=== RECORDS TO USE ===
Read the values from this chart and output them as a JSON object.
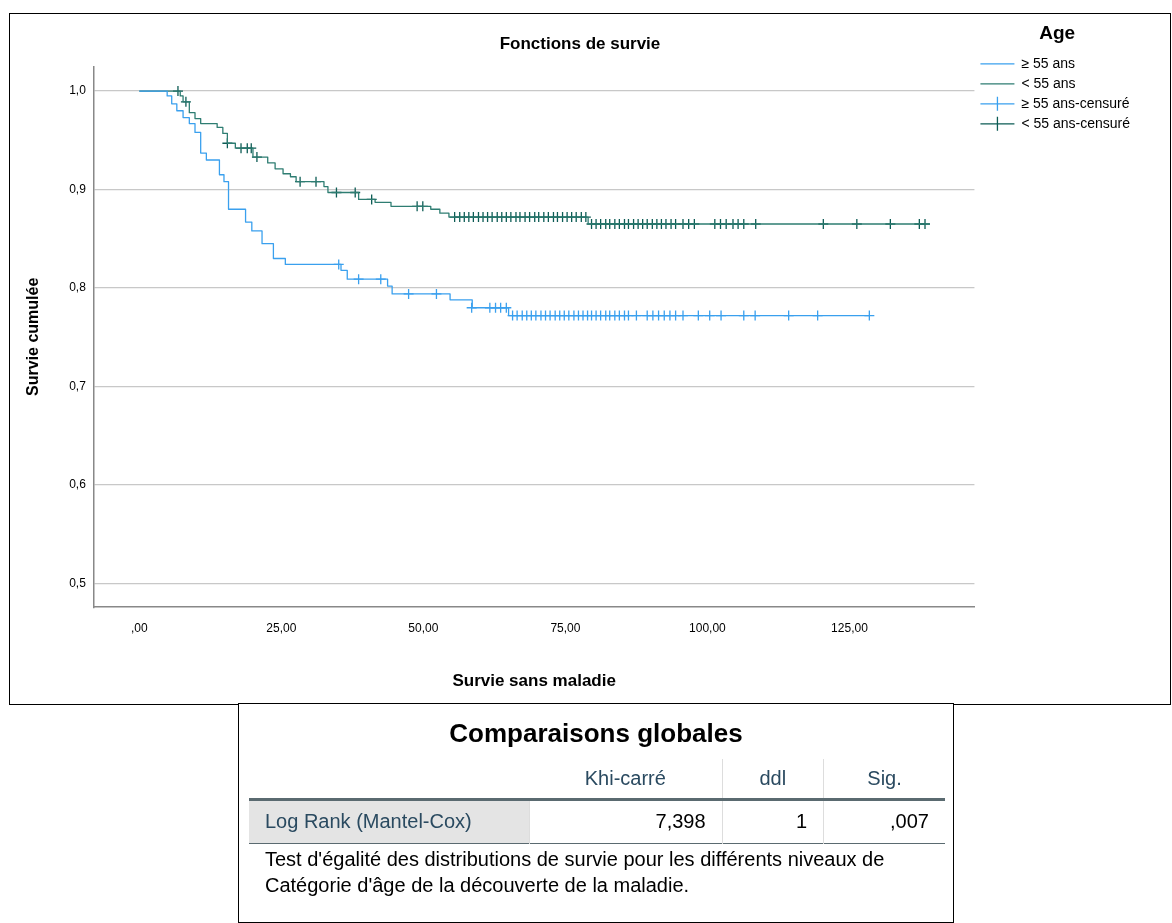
{
  "chart_data": [
    {
      "type": "step",
      "title": "Fonctions de survie",
      "xlabel": "Survie sans maladie",
      "ylabel": "Survie cumulée",
      "legend_title": "Age",
      "legend": "top right",
      "grid": "y",
      "xlim": [
        -8,
        147
      ],
      "ylim": [
        0.476,
        1.025
      ],
      "xticks": [
        {
          "value": 0,
          "label": ",00"
        },
        {
          "value": 25,
          "label": "25,00"
        },
        {
          "value": 50,
          "label": "50,00"
        },
        {
          "value": 75,
          "label": "75,00"
        },
        {
          "value": 100,
          "label": "100,00"
        },
        {
          "value": 125,
          "label": "125,00"
        }
      ],
      "yticks": [
        {
          "value": 0.5,
          "label": "0,5"
        },
        {
          "value": 0.6,
          "label": "0,6"
        },
        {
          "value": 0.7,
          "label": "0,7"
        },
        {
          "value": 0.8,
          "label": "0,8"
        },
        {
          "value": 0.9,
          "label": "0,9"
        },
        {
          "value": 1.0,
          "label": "1,0"
        }
      ],
      "series": [
        {
          "name": "≥ 55 ans",
          "type": "step",
          "marker": "none",
          "color": "#3aa0ee",
          "x": [
            0,
            4.9,
            5.7,
            6.6,
            7.7,
            8.8,
            9.8,
            10.8,
            11.8,
            14.1,
            14.9,
            15.7,
            18.7,
            19.8,
            21.6,
            23.6,
            25.7,
            35.5,
            36.6,
            43.7,
            44.5,
            54.7,
            58.6,
            65.0,
            128.5
          ],
          "values": [
            1.0,
            0.995,
            0.987,
            0.98,
            0.973,
            0.967,
            0.958,
            0.937,
            0.93,
            0.915,
            0.908,
            0.88,
            0.867,
            0.858,
            0.845,
            0.83,
            0.824,
            0.818,
            0.809,
            0.802,
            0.794,
            0.788,
            0.78,
            0.772,
            0.772
          ]
        },
        {
          "name": "< 55 ans",
          "type": "step",
          "marker": "none",
          "color": "#2e7d72",
          "x": [
            0,
            7.2,
            7.7,
            8.8,
            9.8,
            10.8,
            13.7,
            14.7,
            15.5,
            16.9,
            20.0,
            22.6,
            23.9,
            25.3,
            26.6,
            27.6,
            32.5,
            33.2,
            38.6,
            41.5,
            44.3,
            51.3,
            52.9,
            54.5,
            79.0,
            139.1
          ],
          "values": [
            1.0,
            0.995,
            0.989,
            0.978,
            0.972,
            0.967,
            0.963,
            0.957,
            0.947,
            0.942,
            0.933,
            0.927,
            0.921,
            0.916,
            0.913,
            0.908,
            0.903,
            0.897,
            0.89,
            0.887,
            0.883,
            0.88,
            0.876,
            0.872,
            0.865,
            0.865
          ]
        },
        {
          "name": "≥ 55 ans-censuré",
          "type": "scatter",
          "marker": "cross",
          "color": "#3aa0ee",
          "x": [
            35.1,
            38.6,
            42.5,
            47.4,
            52.3,
            58.5,
            61.7,
            62.7,
            63.6,
            64.6,
            65.7,
            66.5,
            67.4,
            68.2,
            69.0,
            69.8,
            70.7,
            71.5,
            72.3,
            73.2,
            74.0,
            74.8,
            75.6,
            76.5,
            77.3,
            78.1,
            78.9,
            79.6,
            80.4,
            81.2,
            82.1,
            82.8,
            83.7,
            84.5,
            85.4,
            86.1,
            87.5,
            89.4,
            90.4,
            91.4,
            92.4,
            93.4,
            94.4,
            95.7,
            98.4,
            100.4,
            102.4,
            106.4,
            108.4,
            114.3,
            119.4,
            128.5
          ],
          "values": [
            0.824,
            0.809,
            0.809,
            0.794,
            0.794,
            0.78,
            0.78,
            0.78,
            0.78,
            0.78,
            0.772,
            0.772,
            0.772,
            0.772,
            0.772,
            0.772,
            0.772,
            0.772,
            0.772,
            0.772,
            0.772,
            0.772,
            0.772,
            0.772,
            0.772,
            0.772,
            0.772,
            0.772,
            0.772,
            0.772,
            0.772,
            0.772,
            0.772,
            0.772,
            0.772,
            0.772,
            0.772,
            0.772,
            0.772,
            0.772,
            0.772,
            0.772,
            0.772,
            0.772,
            0.772,
            0.772,
            0.772,
            0.772,
            0.772,
            0.772,
            0.772,
            0.772
          ]
        },
        {
          "name": "< 55 ans-censuré",
          "type": "scatter",
          "marker": "cross",
          "color": "#0d5c55",
          "x": [
            6.8,
            8.2,
            15.5,
            17.9,
            19.0,
            19.7,
            20.7,
            28.3,
            31.1,
            34.7,
            38.0,
            40.9,
            48.9,
            49.9,
            55.5,
            56.4,
            57.2,
            58.0,
            58.8,
            59.7,
            60.5,
            61.3,
            62.1,
            63.0,
            63.8,
            64.6,
            65.4,
            66.3,
            67.0,
            67.9,
            68.7,
            69.6,
            70.3,
            71.2,
            72.0,
            72.9,
            73.6,
            74.5,
            75.3,
            76.1,
            76.9,
            77.8,
            78.6,
            79.6,
            80.4,
            81.2,
            82.1,
            82.8,
            83.7,
            84.5,
            85.4,
            86.1,
            87.0,
            87.8,
            88.6,
            89.4,
            90.3,
            91.1,
            91.9,
            92.7,
            93.6,
            94.4,
            95.7,
            96.7,
            97.7,
            101.3,
            102.3,
            103.3,
            104.5,
            105.4,
            106.4,
            108.5,
            120.4,
            126.3,
            132.2,
            137.3,
            138.3
          ],
          "values": [
            1.0,
            0.989,
            0.947,
            0.942,
            0.942,
            0.942,
            0.933,
            0.908,
            0.908,
            0.897,
            0.897,
            0.89,
            0.883,
            0.883,
            0.872,
            0.872,
            0.872,
            0.872,
            0.872,
            0.872,
            0.872,
            0.872,
            0.872,
            0.872,
            0.872,
            0.872,
            0.872,
            0.872,
            0.872,
            0.872,
            0.872,
            0.872,
            0.872,
            0.872,
            0.872,
            0.872,
            0.872,
            0.872,
            0.872,
            0.872,
            0.872,
            0.872,
            0.872,
            0.865,
            0.865,
            0.865,
            0.865,
            0.865,
            0.865,
            0.865,
            0.865,
            0.865,
            0.865,
            0.865,
            0.865,
            0.865,
            0.865,
            0.865,
            0.865,
            0.865,
            0.865,
            0.865,
            0.865,
            0.865,
            0.865,
            0.865,
            0.865,
            0.865,
            0.865,
            0.865,
            0.865,
            0.865,
            0.865,
            0.865,
            0.865,
            0.865,
            0.865
          ]
        }
      ]
    },
    {
      "type": "other",
      "title": "Comparaisons globales",
      "annotations": [
        "Khi-carré",
        "ddl",
        "Sig.",
        "Log Rank (Mantel-Cox)",
        "7,398",
        "1",
        ",007",
        "Test d'égalité des distributions de survie pour les différents niveaux de Catégorie d'âge de la découverte de la maladie."
      ]
    }
  ]
}
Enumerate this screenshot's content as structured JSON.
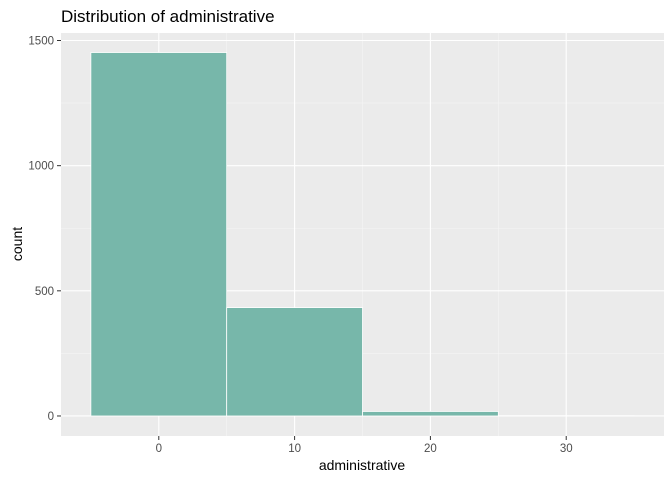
{
  "chart_data": {
    "type": "bar",
    "title": "Distribution of administrative",
    "xlabel": "administrative",
    "ylabel": "count",
    "bins": [
      {
        "x_start": -5,
        "x_end": 5,
        "count": 1452
      },
      {
        "x_start": 5,
        "x_end": 15,
        "count": 433
      },
      {
        "x_start": 15,
        "x_end": 25,
        "count": 18
      },
      {
        "x_start": 25,
        "x_end": 35,
        "count": 1
      }
    ],
    "xlim": [
      -7.2,
      37.2
    ],
    "ylim": [
      -80,
      1530
    ],
    "x_ticks": [
      0,
      10,
      20,
      30
    ],
    "x_tick_labels": [
      "0",
      "10",
      "20",
      "30"
    ],
    "y_ticks": [
      0,
      500,
      1000,
      1500
    ],
    "y_tick_labels": [
      "0",
      "500",
      "1000",
      "1500"
    ],
    "grid": true,
    "legend": "none",
    "colors": {
      "bar_fill": "#77B7AA",
      "bar_outline": "#FFFFFF",
      "panel_background": "#EBEBEB",
      "grid_major": "#FFFFFF",
      "grid_minor": "#F5F5F5",
      "tick_text": "#4D4D4D",
      "axis_ticks": "#333333"
    }
  }
}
===
WHAT YOU HAVE TO DO: Return every line above in which the string "maladie" occurs.

ANSWER BELOW:
      "xlabel": "Survie sans maladie",
        "Test d'égalité des distributions de survie pour les différents niveaux de Catégorie d'âge de la découverte de la maladie."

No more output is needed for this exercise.